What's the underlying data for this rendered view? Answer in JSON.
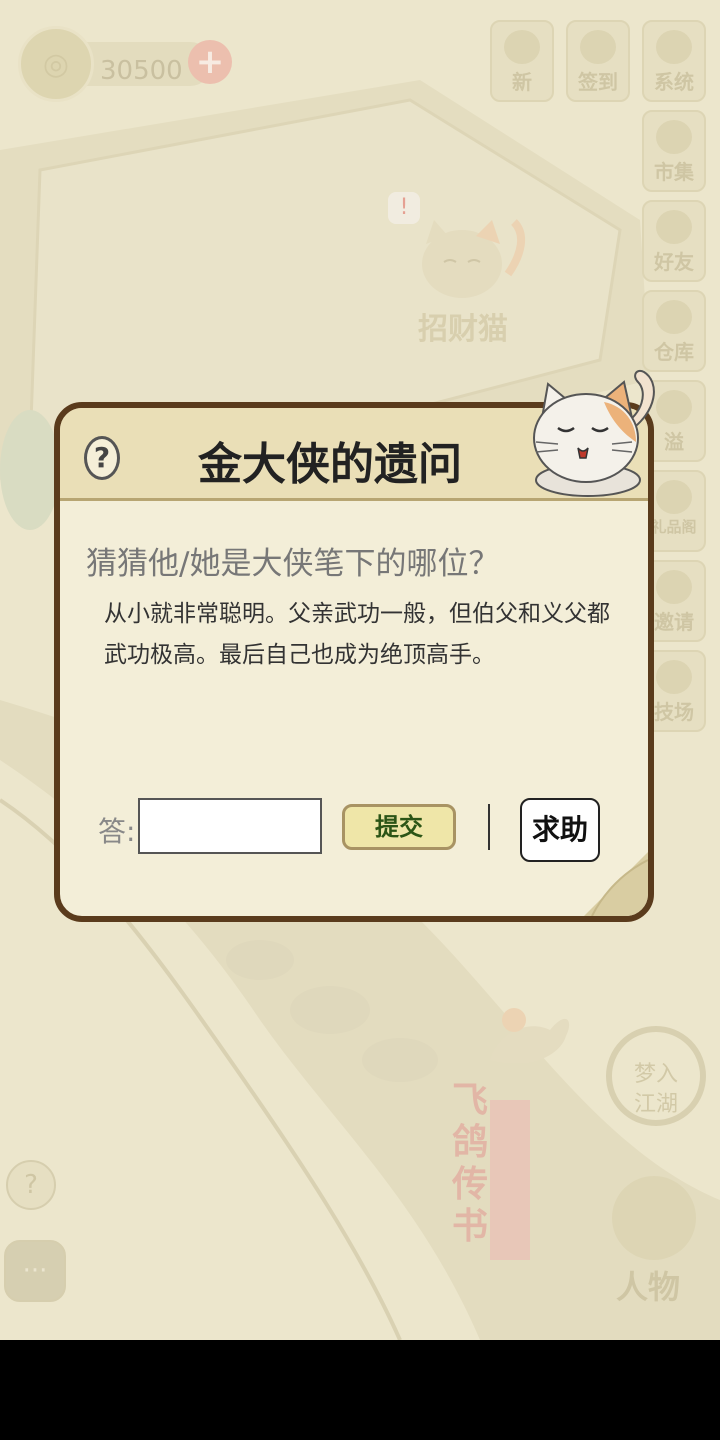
{
  "hud": {
    "coins": "30500",
    "plus_symbol": "+",
    "top_buttons": [
      {
        "label": "新",
        "icon": "moon-bell-icon"
      },
      {
        "label": "签到",
        "icon": "moon-cat-icon"
      },
      {
        "label": "系统",
        "icon": "menu-icon"
      }
    ],
    "side_buttons": [
      {
        "label": "市集",
        "icon": "flag-icon"
      },
      {
        "label": "好友",
        "icon": "friends-icon"
      },
      {
        "label": "仓库",
        "icon": "box-icon"
      },
      {
        "label": "溢",
        "icon": "gear-icon"
      },
      {
        "label": "礼品阁",
        "icon": "gift-icon"
      },
      {
        "label": "邀请",
        "icon": "invite-icon"
      },
      {
        "label": "技场",
        "icon": "swords-icon"
      }
    ]
  },
  "scene": {
    "lucky_cat_label": "招财猫",
    "alert_symbol": "!",
    "pigeon_label_1": "飞鸽",
    "pigeon_label_2": "传书",
    "dream_1": "梦入",
    "dream_2": "江湖",
    "person_label": "人物",
    "help_symbol": "?"
  },
  "dialog": {
    "title": "金大侠的遗问",
    "help_symbol": "?",
    "question": "猜猜他/她是大侠笔下的哪位？",
    "clue": "从小就非常聪明。父亲武功一般，但伯父和义父都武功极高。最后自己也成为绝顶高手。",
    "answer_label": "答:",
    "answer_value": "",
    "answer_placeholder": "",
    "submit_label": "提交",
    "seek_help_label": "求助"
  },
  "colors": {
    "dialog_border": "#5a3b1c",
    "dialog_bg": "#f3eed8",
    "submit_text": "#2c5516"
  }
}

# [Goal of the exercise]
Copy each line holding the word "moon" from the listing above.

# [In response]
        "icon": "moon-bell-icon"
        "icon": "moon-cat-icon"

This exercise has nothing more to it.